● **Data for this task**:

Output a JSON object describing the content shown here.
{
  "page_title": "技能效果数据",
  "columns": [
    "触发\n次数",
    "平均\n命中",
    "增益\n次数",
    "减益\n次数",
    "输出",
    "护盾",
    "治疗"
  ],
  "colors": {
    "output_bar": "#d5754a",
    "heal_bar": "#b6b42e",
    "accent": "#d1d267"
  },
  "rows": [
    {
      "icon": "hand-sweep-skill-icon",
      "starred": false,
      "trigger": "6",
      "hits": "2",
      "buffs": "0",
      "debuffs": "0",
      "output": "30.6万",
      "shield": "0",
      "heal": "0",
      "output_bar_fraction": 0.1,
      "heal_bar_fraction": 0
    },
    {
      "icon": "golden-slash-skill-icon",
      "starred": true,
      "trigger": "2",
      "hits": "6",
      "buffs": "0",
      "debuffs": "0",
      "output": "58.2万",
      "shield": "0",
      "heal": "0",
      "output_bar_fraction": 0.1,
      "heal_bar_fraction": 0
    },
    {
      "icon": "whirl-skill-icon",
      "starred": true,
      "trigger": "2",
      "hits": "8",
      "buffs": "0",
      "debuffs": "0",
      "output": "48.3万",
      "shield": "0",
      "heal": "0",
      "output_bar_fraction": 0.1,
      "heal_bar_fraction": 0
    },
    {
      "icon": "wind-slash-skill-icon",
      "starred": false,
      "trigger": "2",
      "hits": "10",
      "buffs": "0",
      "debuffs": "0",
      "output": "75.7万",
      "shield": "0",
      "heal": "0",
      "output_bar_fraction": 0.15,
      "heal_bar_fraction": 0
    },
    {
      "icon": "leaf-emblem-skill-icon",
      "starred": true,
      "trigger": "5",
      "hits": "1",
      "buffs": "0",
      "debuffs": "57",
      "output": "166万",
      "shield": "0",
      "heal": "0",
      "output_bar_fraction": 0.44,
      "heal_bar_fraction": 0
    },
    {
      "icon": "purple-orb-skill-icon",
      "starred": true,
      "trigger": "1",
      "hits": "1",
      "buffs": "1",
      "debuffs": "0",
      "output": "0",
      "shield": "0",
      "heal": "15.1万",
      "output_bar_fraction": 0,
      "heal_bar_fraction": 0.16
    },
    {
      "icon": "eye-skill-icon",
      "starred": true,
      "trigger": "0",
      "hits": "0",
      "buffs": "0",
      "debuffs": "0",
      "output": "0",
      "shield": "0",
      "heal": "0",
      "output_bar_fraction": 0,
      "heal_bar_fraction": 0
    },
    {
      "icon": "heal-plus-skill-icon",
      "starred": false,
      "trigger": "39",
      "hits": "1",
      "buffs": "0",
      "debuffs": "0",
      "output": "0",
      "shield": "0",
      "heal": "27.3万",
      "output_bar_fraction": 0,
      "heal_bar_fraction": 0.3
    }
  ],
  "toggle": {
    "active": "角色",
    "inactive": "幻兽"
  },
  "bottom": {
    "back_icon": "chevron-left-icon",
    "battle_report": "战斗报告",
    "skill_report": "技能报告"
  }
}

● **The exercise**: Repeat all entries. Match them exactly.

● **Result**:
Output a JSON object describing the content shown here.
{
  "page_title": "技能效果数据",
  "columns": [
    "触发\n次数",
    "平均\n命中",
    "增益\n次数",
    "减益\n次数",
    "输出",
    "护盾",
    "治疗"
  ],
  "colors": {
    "output_bar": "#d5754a",
    "heal_bar": "#b6b42e",
    "accent": "#d1d267"
  },
  "rows": [
    {
      "icon": "hand-sweep-skill-icon",
      "starred": false,
      "trigger": "6",
      "hits": "2",
      "buffs": "0",
      "debuffs": "0",
      "output": "30.6万",
      "shield": "0",
      "heal": "0",
      "output_bar_fraction": 0.1,
      "heal_bar_fraction": 0
    },
    {
      "icon": "golden-slash-skill-icon",
      "starred": true,
      "trigger": "2",
      "hits": "6",
      "buffs": "0",
      "debuffs": "0",
      "output": "58.2万",
      "shield": "0",
      "heal": "0",
      "output_bar_fraction": 0.1,
      "heal_bar_fraction": 0
    },
    {
      "icon": "whirl-skill-icon",
      "starred": true,
      "trigger": "2",
      "hits": "8",
      "buffs": "0",
      "debuffs": "0",
      "output": "48.3万",
      "shield": "0",
      "heal": "0",
      "output_bar_fraction": 0.1,
      "heal_bar_fraction": 0
    },
    {
      "icon": "wind-slash-skill-icon",
      "starred": false,
      "trigger": "2",
      "hits": "10",
      "buffs": "0",
      "debuffs": "0",
      "output": "75.7万",
      "shield": "0",
      "heal": "0",
      "output_bar_fraction": 0.15,
      "heal_bar_fraction": 0
    },
    {
      "icon": "leaf-emblem-skill-icon",
      "starred": true,
      "trigger": "5",
      "hits": "1",
      "buffs": "0",
      "debuffs": "57",
      "output": "166万",
      "shield": "0",
      "heal": "0",
      "output_bar_fraction": 0.44,
      "heal_bar_fraction": 0
    },
    {
      "icon": "purple-orb-skill-icon",
      "starred": true,
      "trigger": "1",
      "hits": "1",
      "buffs": "1",
      "debuffs": "0",
      "output": "0",
      "shield": "0",
      "heal": "15.1万",
      "output_bar_fraction": 0,
      "heal_bar_fraction": 0.16
    },
    {
      "icon": "eye-skill-icon",
      "starred": true,
      "trigger": "0",
      "hits": "0",
      "buffs": "0",
      "debuffs": "0",
      "output": "0",
      "shield": "0",
      "heal": "0",
      "output_bar_fraction": 0,
      "heal_bar_fraction": 0
    },
    {
      "icon": "heal-plus-skill-icon",
      "starred": false,
      "trigger": "39",
      "hits": "1",
      "buffs": "0",
      "debuffs": "0",
      "output": "0",
      "shield": "0",
      "heal": "27.3万",
      "output_bar_fraction": 0,
      "heal_bar_fraction": 0.3
    }
  ],
  "toggle": {
    "active": "角色",
    "inactive": "幻兽"
  },
  "bottom": {
    "back_icon": "chevron-left-icon",
    "battle_report": "战斗报告",
    "skill_report": "技能报告"
  }
}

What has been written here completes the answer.